Extracted records:
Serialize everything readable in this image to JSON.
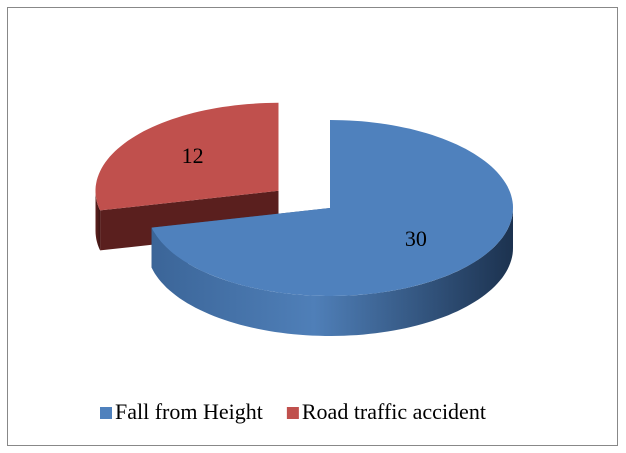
{
  "chart_data": {
    "type": "pie3d",
    "categories": [
      "Fall from Height",
      "Road traffic accident"
    ],
    "values": [
      30,
      12
    ],
    "colors": [
      "#4f81bd",
      "#c0504d"
    ],
    "legend": "bottom"
  }
}
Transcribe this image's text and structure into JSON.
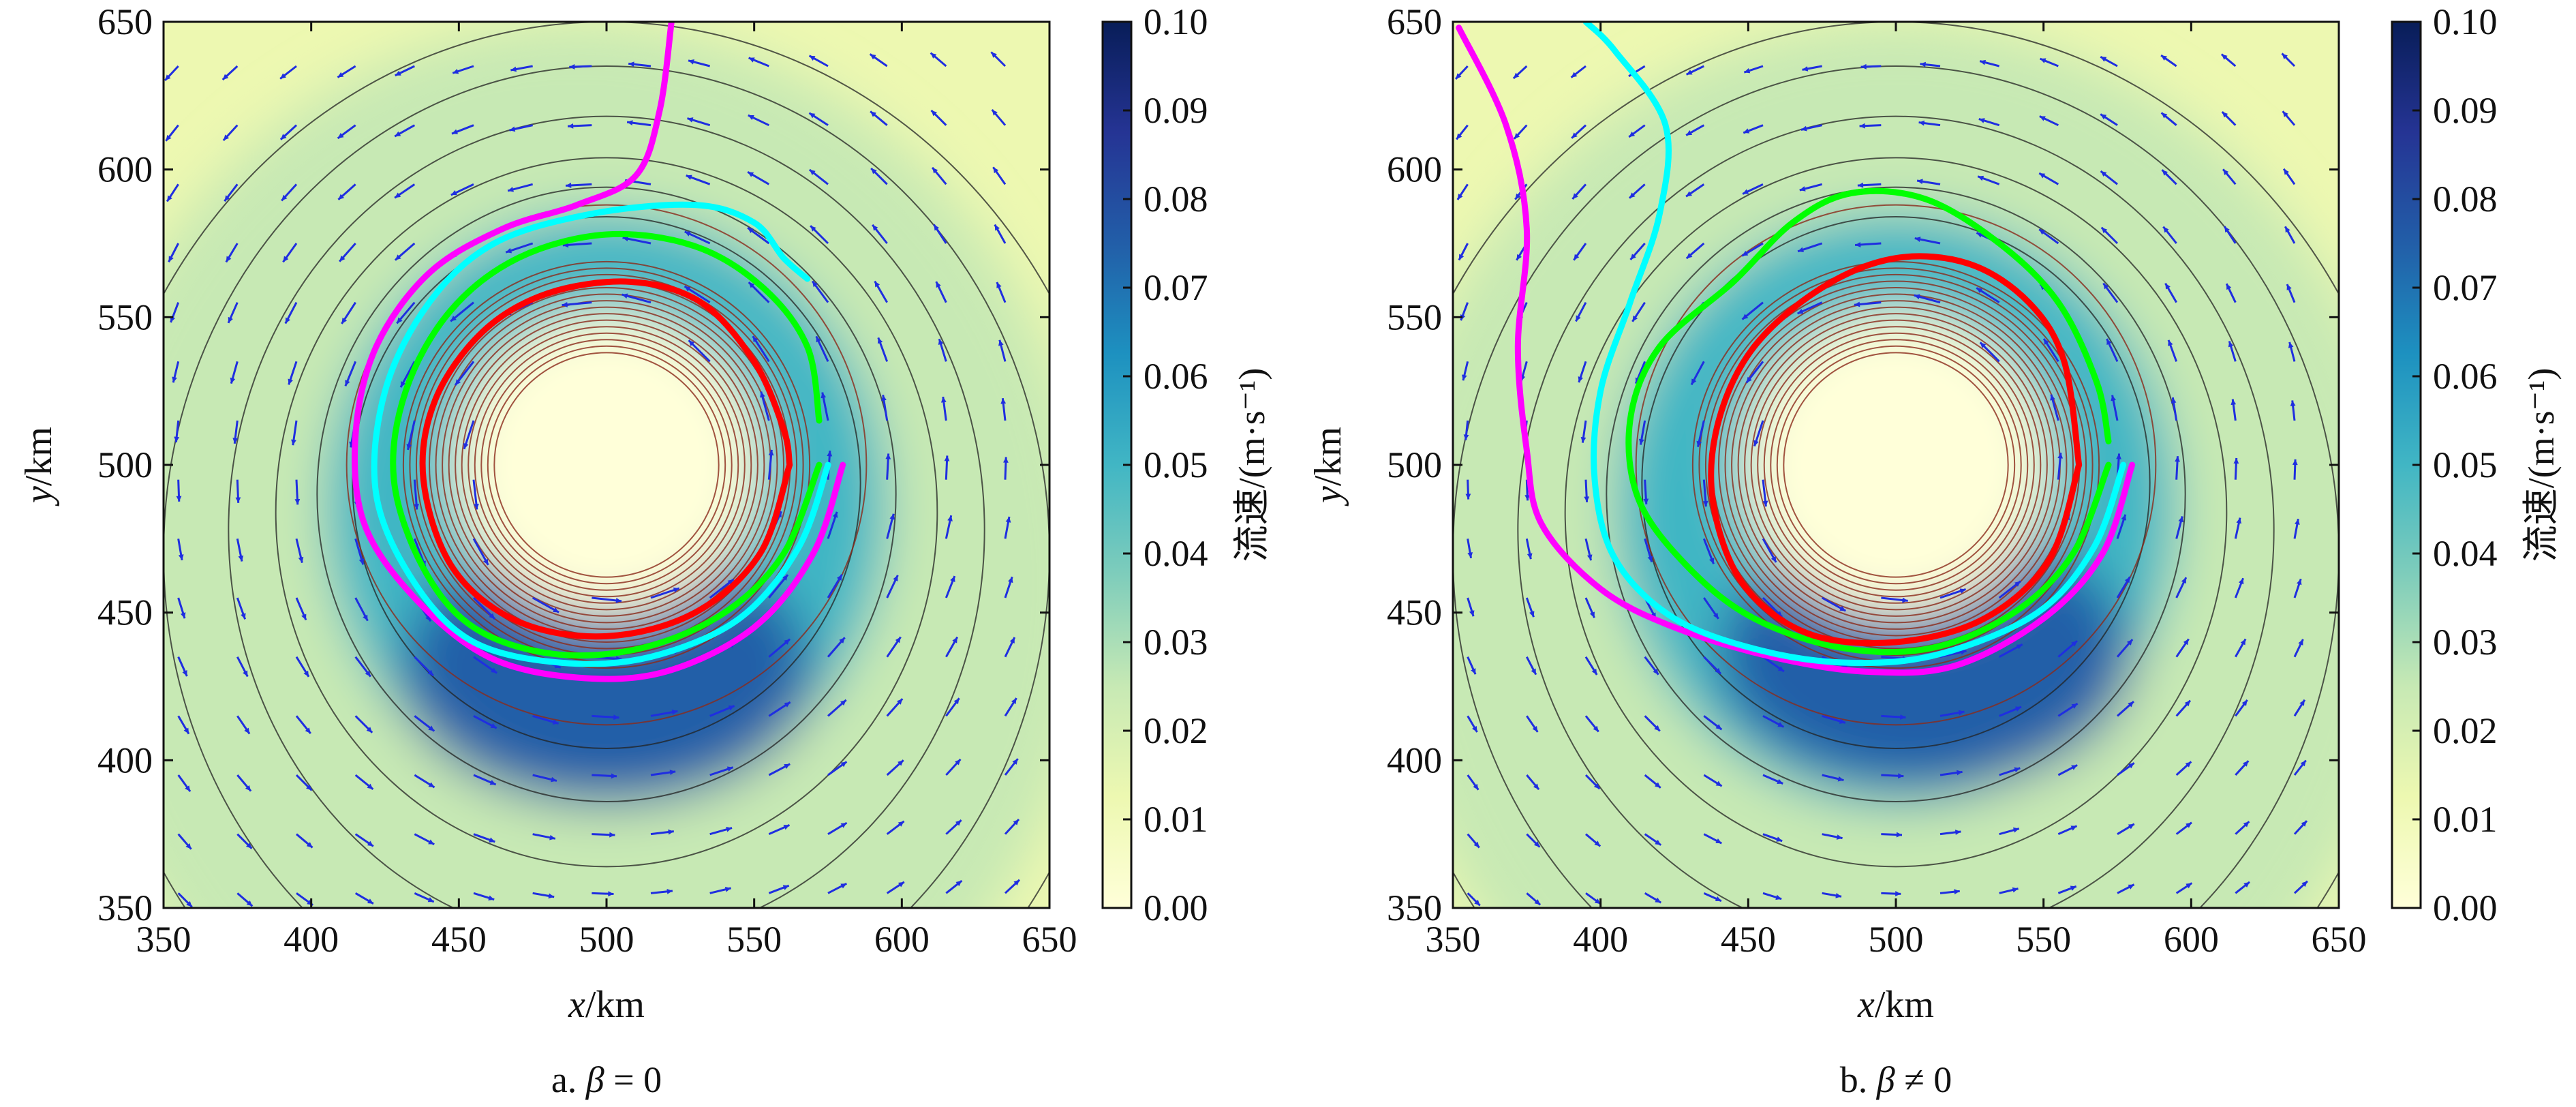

Aim of the exercise: Write out the data precisely as given, excluding the pictures.

Exercise output:
Serialize everything readable in this image to JSON.
{
  "chart_data": {
    "type": "pie3d",
    "categories": [
      "Fall from Height",
      "Road traffic accident"
    ],
    "values": [
      30,
      12
    ],
    "colors": [
      "#4f81bd",
      "#c0504d"
    ],
    "legend": "bottom"
  }
}
Transcribe this image's text and structure into JSON.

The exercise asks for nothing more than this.